Report, as a bare number, how many lines contain the string "type".
**** Material ****
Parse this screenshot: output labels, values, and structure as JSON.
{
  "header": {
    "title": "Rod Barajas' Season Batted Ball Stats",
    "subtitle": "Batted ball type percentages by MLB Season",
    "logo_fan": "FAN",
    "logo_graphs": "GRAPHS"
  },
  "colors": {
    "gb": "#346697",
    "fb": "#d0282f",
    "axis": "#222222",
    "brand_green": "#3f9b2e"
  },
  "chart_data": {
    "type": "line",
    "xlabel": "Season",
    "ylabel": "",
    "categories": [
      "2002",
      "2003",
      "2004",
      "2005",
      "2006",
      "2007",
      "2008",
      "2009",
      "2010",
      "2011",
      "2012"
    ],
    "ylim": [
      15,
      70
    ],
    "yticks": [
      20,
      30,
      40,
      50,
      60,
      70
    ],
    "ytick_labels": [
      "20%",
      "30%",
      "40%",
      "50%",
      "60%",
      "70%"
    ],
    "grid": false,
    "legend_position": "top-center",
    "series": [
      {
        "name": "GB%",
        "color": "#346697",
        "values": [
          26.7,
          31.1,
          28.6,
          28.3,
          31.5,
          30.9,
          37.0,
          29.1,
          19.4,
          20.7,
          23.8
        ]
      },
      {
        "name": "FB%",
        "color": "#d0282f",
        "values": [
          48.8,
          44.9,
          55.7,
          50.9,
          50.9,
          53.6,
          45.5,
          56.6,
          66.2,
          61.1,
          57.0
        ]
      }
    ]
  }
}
****
§ Answer to this task:
2